STATED GOAL | Can you write out all of the material below, word for word?

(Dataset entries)

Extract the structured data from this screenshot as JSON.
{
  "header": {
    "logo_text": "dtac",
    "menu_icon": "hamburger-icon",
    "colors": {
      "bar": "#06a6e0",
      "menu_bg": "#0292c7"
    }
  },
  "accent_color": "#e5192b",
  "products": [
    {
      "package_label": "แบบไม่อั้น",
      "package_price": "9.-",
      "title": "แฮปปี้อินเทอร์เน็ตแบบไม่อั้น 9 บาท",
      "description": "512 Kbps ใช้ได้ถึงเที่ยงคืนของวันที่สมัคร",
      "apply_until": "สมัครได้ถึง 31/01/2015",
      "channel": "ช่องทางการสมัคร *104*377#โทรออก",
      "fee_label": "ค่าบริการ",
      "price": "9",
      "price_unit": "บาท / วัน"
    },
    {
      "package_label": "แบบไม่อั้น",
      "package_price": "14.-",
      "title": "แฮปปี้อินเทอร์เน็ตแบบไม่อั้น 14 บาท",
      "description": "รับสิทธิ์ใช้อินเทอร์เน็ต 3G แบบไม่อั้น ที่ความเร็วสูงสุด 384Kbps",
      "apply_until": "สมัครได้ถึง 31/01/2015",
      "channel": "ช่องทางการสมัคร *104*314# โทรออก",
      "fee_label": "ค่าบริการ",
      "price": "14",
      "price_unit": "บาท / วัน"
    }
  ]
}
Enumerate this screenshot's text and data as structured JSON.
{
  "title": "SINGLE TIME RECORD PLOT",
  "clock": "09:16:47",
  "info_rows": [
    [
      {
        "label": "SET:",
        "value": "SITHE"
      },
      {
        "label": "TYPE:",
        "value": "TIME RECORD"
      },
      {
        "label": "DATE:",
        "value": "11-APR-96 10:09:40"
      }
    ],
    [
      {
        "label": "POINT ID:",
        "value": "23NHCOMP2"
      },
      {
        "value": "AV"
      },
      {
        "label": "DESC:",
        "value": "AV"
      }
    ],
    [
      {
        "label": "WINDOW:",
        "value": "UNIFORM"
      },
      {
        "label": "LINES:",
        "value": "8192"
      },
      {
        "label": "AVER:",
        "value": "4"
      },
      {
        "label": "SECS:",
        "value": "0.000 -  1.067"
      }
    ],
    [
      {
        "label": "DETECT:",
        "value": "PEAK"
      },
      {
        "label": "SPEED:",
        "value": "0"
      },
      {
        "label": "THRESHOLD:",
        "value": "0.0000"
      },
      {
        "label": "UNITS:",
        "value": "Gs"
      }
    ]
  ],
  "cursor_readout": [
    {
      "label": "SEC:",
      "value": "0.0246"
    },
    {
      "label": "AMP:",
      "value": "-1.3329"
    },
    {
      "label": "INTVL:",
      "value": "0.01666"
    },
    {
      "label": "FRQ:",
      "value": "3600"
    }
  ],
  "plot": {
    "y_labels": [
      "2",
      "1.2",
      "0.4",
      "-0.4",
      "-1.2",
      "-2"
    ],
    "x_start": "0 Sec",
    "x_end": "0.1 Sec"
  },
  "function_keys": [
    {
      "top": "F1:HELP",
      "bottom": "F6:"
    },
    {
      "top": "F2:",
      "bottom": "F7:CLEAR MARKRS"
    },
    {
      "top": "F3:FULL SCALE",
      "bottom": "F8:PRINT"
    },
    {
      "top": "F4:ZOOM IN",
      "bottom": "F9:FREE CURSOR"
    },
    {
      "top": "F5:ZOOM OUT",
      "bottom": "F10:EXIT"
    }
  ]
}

RESPONSE |
Extract the structured data from this screenshot as JSON.
{
  "header": {
    "logo_text": "dtac",
    "menu_icon": "hamburger-icon",
    "colors": {
      "bar": "#06a6e0",
      "menu_bg": "#0292c7"
    }
  },
  "accent_color": "#e5192b",
  "products": [
    {
      "package_label": "แบบไม่อั้น",
      "package_price": "9.-",
      "title": "แฮปปี้อินเทอร์เน็ตแบบไม่อั้น 9 บาท",
      "description": "512 Kbps ใช้ได้ถึงเที่ยงคืนของวันที่สมัคร",
      "apply_until": "สมัครได้ถึง 31/01/2015",
      "channel": "ช่องทางการสมัคร *104*377#โทรออก",
      "fee_label": "ค่าบริการ",
      "price": "9",
      "price_unit": "บาท / วัน"
    },
    {
      "package_label": "แบบไม่อั้น",
      "package_price": "14.-",
      "title": "แฮปปี้อินเทอร์เน็ตแบบไม่อั้น 14 บาท",
      "description": "รับสิทธิ์ใช้อินเทอร์เน็ต 3G แบบไม่อั้น ที่ความเร็วสูงสุด 384Kbps",
      "apply_until": "สมัครได้ถึง 31/01/2015",
      "channel": "ช่องทางการสมัคร *104*314# โทรออก",
      "fee_label": "ค่าบริการ",
      "price": "14",
      "price_unit": "บาท / วัน"
    }
  ]
}
Enumerate this screenshot's text and data as structured JSON.
{
  "title": "SINGLE TIME RECORD PLOT",
  "clock": "09:16:47",
  "info_rows": [
    [
      {
        "label": "SET:",
        "value": "SITHE"
      },
      {
        "label": "TYPE:",
        "value": "TIME RECORD"
      },
      {
        "label": "DATE:",
        "value": "11-APR-96 10:09:40"
      }
    ],
    [
      {
        "label": "POINT ID:",
        "value": "23NHCOMP2"
      },
      {
        "value": "AV"
      },
      {
        "label": "DESC:",
        "value": "AV"
      }
    ],
    [
      {
        "label": "WINDOW:",
        "value": "UNIFORM"
      },
      {
        "label": "LINES:",
        "value": "8192"
      },
      {
        "label": "AVER:",
        "value": "4"
      },
      {
        "label": "SECS:",
        "value": "0.000 -  1.067"
      }
    ],
    [
      {
        "label": "DETECT:",
        "value": "PEAK"
      },
      {
        "label": "SPEED:",
        "value": "0"
      },
      {
        "label": "THRESHOLD:",
        "value": "0.0000"
      },
      {
        "label": "UNITS:",
        "value": "Gs"
      }
    ]
  ],
  "cursor_readout": [
    {
      "label": "SEC:",
      "value": "0.0246"
    },
    {
      "label": "AMP:",
      "value": "-1.3329"
    },
    {
      "label": "INTVL:",
      "value": "0.01666"
    },
    {
      "label": "FRQ:",
      "value": "3600"
    }
  ],
  "plot": {
    "y_labels": [
      "2",
      "1.2",
      "0.4",
      "-0.4",
      "-1.2",
      "-2"
    ],
    "x_start": "0 Sec",
    "x_end": "0.1 Sec"
  },
  "function_keys": [
    {
      "top": "F1:HELP",
      "bottom": "F6:"
    },
    {
      "top": "F2:",
      "bottom": "F7:CLEAR MARKRS"
    },
    {
      "top": "F3:FULL SCALE",
      "bottom": "F8:PRINT"
    },
    {
      "top": "F4:ZOOM IN",
      "bottom": "F9:FREE CURSOR"
    },
    {
      "top": "F5:ZOOM OUT",
      "bottom": "F10:EXIT"
    }
  ]
}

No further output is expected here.